WORK TO BE COMPLETED |
Select, from the material below, each line with "this" in it.

Records from a data collection:
•••••
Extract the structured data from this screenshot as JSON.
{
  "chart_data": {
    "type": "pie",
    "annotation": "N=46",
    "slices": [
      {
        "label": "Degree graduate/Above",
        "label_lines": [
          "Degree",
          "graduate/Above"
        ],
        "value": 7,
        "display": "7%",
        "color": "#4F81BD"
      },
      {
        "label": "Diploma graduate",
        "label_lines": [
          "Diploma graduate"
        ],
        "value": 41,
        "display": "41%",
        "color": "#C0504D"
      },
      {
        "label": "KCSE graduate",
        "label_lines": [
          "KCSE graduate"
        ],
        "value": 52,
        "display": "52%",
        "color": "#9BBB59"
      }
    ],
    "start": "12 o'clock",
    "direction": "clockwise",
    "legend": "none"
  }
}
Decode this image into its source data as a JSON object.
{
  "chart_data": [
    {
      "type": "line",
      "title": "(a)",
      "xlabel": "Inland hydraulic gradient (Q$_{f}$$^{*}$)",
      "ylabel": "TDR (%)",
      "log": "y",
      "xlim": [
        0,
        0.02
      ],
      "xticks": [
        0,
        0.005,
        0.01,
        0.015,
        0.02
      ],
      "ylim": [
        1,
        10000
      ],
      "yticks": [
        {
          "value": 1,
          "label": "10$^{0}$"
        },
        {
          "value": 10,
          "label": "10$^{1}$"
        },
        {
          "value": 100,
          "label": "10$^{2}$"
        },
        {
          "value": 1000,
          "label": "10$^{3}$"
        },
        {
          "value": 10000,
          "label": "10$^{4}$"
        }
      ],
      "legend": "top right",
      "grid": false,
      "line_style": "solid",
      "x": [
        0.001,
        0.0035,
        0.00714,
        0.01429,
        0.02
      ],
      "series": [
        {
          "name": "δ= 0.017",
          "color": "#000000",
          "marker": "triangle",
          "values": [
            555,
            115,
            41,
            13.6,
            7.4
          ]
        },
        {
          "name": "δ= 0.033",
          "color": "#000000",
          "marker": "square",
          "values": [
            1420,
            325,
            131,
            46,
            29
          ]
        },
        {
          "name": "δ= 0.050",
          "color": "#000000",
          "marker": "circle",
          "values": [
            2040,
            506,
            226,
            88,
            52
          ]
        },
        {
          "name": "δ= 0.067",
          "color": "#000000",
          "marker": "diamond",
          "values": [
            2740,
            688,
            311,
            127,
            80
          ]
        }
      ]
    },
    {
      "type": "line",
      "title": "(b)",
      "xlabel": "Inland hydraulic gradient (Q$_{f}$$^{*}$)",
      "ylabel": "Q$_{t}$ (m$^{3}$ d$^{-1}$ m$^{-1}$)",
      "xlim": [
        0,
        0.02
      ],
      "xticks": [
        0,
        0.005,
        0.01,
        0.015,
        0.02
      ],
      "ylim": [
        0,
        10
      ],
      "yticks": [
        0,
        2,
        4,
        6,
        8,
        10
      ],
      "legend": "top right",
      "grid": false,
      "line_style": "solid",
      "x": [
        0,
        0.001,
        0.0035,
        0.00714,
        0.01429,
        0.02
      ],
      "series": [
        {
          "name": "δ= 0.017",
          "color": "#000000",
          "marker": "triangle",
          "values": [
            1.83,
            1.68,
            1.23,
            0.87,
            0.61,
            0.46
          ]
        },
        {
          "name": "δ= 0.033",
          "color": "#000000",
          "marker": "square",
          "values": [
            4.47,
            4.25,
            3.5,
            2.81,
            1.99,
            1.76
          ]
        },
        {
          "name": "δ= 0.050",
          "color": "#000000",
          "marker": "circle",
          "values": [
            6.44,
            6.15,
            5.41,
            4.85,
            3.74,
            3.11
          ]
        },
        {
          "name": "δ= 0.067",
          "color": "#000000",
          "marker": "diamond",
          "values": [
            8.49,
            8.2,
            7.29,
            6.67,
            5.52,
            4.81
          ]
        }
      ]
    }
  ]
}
•••••
ANSWER TO THE EXERCISE |
Extract the structured data from this screenshot as JSON.
Decode this image into its source data as a JSON object.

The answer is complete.